━━━ RECORDS SUPPLIED
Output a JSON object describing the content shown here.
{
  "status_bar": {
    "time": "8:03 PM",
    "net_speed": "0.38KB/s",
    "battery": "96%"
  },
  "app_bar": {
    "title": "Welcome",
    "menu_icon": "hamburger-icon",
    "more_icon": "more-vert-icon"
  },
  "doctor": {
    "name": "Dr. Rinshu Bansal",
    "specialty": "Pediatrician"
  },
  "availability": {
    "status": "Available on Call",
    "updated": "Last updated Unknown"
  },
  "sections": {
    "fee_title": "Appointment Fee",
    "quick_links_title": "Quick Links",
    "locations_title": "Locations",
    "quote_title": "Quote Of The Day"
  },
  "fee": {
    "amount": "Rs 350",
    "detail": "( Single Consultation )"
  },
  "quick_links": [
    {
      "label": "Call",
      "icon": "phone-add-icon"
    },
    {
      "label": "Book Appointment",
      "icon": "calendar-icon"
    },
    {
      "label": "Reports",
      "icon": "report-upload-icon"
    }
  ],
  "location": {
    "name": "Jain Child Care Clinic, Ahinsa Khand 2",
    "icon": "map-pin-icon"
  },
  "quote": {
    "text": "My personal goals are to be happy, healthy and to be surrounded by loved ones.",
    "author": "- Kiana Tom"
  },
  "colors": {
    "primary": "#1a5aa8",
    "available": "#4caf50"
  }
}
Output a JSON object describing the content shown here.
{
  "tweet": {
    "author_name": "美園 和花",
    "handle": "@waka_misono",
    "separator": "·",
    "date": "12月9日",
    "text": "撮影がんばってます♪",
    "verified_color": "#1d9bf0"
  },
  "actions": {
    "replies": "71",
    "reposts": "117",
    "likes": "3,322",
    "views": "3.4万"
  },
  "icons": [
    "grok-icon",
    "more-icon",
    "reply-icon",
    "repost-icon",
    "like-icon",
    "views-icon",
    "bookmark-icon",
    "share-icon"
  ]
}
━━━━━━
━━━ RECORDS SUPPLIED
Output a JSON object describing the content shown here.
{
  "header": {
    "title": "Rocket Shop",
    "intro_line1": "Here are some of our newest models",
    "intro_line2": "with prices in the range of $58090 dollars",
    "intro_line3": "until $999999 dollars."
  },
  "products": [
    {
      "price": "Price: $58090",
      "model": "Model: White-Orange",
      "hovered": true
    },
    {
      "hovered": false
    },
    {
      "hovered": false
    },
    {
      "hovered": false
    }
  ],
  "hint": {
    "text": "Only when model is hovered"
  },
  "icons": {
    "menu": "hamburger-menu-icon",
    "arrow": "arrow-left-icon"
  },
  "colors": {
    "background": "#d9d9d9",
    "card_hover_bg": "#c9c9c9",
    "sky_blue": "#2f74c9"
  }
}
━━━━━━
━━━ RECORDS SUPPLIED
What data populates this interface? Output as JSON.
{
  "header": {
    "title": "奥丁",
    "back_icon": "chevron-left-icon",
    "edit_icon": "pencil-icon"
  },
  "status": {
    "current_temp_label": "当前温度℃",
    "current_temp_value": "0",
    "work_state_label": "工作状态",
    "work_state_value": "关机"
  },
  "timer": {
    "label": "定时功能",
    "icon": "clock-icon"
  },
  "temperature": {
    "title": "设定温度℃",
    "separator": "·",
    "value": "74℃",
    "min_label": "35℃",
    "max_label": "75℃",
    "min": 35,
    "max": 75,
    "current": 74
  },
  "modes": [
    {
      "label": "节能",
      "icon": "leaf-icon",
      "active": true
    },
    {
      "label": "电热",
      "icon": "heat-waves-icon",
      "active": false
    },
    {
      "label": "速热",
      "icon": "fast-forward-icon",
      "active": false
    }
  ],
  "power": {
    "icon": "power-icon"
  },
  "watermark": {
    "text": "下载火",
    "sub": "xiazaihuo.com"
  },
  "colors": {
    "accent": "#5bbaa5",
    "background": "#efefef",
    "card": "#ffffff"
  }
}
━━━━━━
**EXERCISE OBJECTIVE:**
Say only how many lines in the records carry the word "Call".

**SOLUTION FOR THIS EXERCISE:**
2